• **Task directions**: Set down the full listing exactly, character for character.
## BEGIN Dataset records
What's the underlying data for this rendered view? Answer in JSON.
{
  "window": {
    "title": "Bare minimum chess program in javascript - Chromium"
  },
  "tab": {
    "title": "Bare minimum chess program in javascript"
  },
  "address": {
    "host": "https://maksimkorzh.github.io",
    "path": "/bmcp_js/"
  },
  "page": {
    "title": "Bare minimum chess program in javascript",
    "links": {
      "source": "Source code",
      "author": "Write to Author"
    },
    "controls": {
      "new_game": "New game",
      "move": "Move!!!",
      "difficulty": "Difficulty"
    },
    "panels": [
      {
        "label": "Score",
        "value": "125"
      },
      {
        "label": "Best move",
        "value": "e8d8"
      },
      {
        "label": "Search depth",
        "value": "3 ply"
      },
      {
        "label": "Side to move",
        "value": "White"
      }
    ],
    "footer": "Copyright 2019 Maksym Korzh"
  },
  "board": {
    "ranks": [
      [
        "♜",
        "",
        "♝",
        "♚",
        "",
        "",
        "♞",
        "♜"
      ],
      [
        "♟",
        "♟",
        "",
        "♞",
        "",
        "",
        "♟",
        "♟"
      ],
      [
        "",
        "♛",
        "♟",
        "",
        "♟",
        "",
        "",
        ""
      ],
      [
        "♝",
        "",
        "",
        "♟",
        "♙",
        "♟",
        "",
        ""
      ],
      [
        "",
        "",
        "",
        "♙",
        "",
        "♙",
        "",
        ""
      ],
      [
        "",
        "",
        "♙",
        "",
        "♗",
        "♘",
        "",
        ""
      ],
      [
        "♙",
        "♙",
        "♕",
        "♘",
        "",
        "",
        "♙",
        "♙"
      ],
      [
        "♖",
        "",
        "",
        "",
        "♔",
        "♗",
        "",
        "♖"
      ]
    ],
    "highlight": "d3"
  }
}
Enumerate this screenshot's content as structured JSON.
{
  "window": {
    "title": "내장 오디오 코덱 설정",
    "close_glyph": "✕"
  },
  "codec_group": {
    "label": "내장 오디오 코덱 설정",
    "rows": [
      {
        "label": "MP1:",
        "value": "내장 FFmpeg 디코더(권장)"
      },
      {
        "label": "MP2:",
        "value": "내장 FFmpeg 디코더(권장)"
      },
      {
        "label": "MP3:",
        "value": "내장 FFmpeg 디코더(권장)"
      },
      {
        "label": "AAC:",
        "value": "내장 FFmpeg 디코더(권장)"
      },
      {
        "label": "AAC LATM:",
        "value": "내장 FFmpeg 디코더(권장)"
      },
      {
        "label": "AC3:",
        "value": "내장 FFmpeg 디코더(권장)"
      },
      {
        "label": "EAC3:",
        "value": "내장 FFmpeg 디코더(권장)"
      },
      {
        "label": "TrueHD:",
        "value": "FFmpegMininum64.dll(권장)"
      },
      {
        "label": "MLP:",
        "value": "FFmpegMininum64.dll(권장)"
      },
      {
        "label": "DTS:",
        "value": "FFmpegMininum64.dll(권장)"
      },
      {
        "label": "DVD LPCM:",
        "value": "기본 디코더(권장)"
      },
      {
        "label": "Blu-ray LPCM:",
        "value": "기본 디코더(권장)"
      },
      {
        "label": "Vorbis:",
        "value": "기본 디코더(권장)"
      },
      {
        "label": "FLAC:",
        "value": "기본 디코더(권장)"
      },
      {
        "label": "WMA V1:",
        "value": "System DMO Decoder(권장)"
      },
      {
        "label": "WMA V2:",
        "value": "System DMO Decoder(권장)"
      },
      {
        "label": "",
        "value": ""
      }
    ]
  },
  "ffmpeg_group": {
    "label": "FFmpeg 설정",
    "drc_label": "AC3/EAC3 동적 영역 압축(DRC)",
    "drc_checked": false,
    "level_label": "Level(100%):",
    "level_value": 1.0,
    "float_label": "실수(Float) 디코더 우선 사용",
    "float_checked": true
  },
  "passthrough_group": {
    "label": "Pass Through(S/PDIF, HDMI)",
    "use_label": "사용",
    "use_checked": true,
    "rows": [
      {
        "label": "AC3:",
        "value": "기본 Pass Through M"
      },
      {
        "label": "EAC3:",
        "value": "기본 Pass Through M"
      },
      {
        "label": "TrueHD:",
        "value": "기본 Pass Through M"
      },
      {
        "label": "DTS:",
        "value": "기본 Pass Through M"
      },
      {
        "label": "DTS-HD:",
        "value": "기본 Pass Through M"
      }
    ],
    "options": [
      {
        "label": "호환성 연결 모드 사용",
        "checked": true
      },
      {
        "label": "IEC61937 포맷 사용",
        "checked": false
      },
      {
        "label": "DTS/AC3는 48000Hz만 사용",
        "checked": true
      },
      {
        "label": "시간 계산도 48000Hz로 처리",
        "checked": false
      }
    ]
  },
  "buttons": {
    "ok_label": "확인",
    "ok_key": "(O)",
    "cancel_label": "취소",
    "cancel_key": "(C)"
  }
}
## END Dataset records
• **Answer to the exercise**:
What's the underlying data for this rendered view? Answer in JSON.
{
  "window": {
    "title": "Bare minimum chess program in javascript - Chromium"
  },
  "tab": {
    "title": "Bare minimum chess program in javascript"
  },
  "address": {
    "host": "https://maksimkorzh.github.io",
    "path": "/bmcp_js/"
  },
  "page": {
    "title": "Bare minimum chess program in javascript",
    "links": {
      "source": "Source code",
      "author": "Write to Author"
    },
    "controls": {
      "new_game": "New game",
      "move": "Move!!!",
      "difficulty": "Difficulty"
    },
    "panels": [
      {
        "label": "Score",
        "value": "125"
      },
      {
        "label": "Best move",
        "value": "e8d8"
      },
      {
        "label": "Search depth",
        "value": "3 ply"
      },
      {
        "label": "Side to move",
        "value": "White"
      }
    ],
    "footer": "Copyright 2019 Maksym Korzh"
  },
  "board": {
    "ranks": [
      [
        "♜",
        "",
        "♝",
        "♚",
        "",
        "",
        "♞",
        "♜"
      ],
      [
        "♟",
        "♟",
        "",
        "♞",
        "",
        "",
        "♟",
        "♟"
      ],
      [
        "",
        "♛",
        "♟",
        "",
        "♟",
        "",
        "",
        ""
      ],
      [
        "♝",
        "",
        "",
        "♟",
        "♙",
        "♟",
        "",
        ""
      ],
      [
        "",
        "",
        "",
        "♙",
        "",
        "♙",
        "",
        ""
      ],
      [
        "",
        "",
        "♙",
        "",
        "♗",
        "♘",
        "",
        ""
      ],
      [
        "♙",
        "♙",
        "♕",
        "♘",
        "",
        "",
        "♙",
        "♙"
      ],
      [
        "♖",
        "",
        "",
        "",
        "♔",
        "♗",
        "",
        "♖"
      ]
    ],
    "highlight": "d3"
  }
}
Enumerate this screenshot's content as structured JSON.
{
  "window": {
    "title": "내장 오디오 코덱 설정",
    "close_glyph": "✕"
  },
  "codec_group": {
    "label": "내장 오디오 코덱 설정",
    "rows": [
      {
        "label": "MP1:",
        "value": "내장 FFmpeg 디코더(권장)"
      },
      {
        "label": "MP2:",
        "value": "내장 FFmpeg 디코더(권장)"
      },
      {
        "label": "MP3:",
        "value": "내장 FFmpeg 디코더(권장)"
      },
      {
        "label": "AAC:",
        "value": "내장 FFmpeg 디코더(권장)"
      },
      {
        "label": "AAC LATM:",
        "value": "내장 FFmpeg 디코더(권장)"
      },
      {
        "label": "AC3:",
        "value": "내장 FFmpeg 디코더(권장)"
      },
      {
        "label": "EAC3:",
        "value": "내장 FFmpeg 디코더(권장)"
      },
      {
        "label": "TrueHD:",
        "value": "FFmpegMininum64.dll(권장)"
      },
      {
        "label": "MLP:",
        "value": "FFmpegMininum64.dll(권장)"
      },
      {
        "label": "DTS:",
        "value": "FFmpegMininum64.dll(권장)"
      },
      {
        "label": "DVD LPCM:",
        "value": "기본 디코더(권장)"
      },
      {
        "label": "Blu-ray LPCM:",
        "value": "기본 디코더(권장)"
      },
      {
        "label": "Vorbis:",
        "value": "기본 디코더(권장)"
      },
      {
        "label": "FLAC:",
        "value": "기본 디코더(권장)"
      },
      {
        "label": "WMA V1:",
        "value": "System DMO Decoder(권장)"
      },
      {
        "label": "WMA V2:",
        "value": "System DMO Decoder(권장)"
      },
      {
        "label": "",
        "value": ""
      }
    ]
  },
  "ffmpeg_group": {
    "label": "FFmpeg 설정",
    "drc_label": "AC3/EAC3 동적 영역 압축(DRC)",
    "drc_checked": false,
    "level_label": "Level(100%):",
    "level_value": 1.0,
    "float_label": "실수(Float) 디코더 우선 사용",
    "float_checked": true
  },
  "passthrough_group": {
    "label": "Pass Through(S/PDIF, HDMI)",
    "use_label": "사용",
    "use_checked": true,
    "rows": [
      {
        "label": "AC3:",
        "value": "기본 Pass Through M"
      },
      {
        "label": "EAC3:",
        "value": "기본 Pass Through M"
      },
      {
        "label": "TrueHD:",
        "value": "기본 Pass Through M"
      },
      {
        "label": "DTS:",
        "value": "기본 Pass Through M"
      },
      {
        "label": "DTS-HD:",
        "value": "기본 Pass Through M"
      }
    ],
    "options": [
      {
        "label": "호환성 연결 모드 사용",
        "checked": true
      },
      {
        "label": "IEC61937 포맷 사용",
        "checked": false
      },
      {
        "label": "DTS/AC3는 48000Hz만 사용",
        "checked": true
      },
      {
        "label": "시간 계산도 48000Hz로 처리",
        "checked": false
      }
    ]
  },
  "buttons": {
    "ok_label": "확인",
    "ok_key": "(O)",
    "cancel_label": "취소",
    "cancel_key": "(C)"
  }
}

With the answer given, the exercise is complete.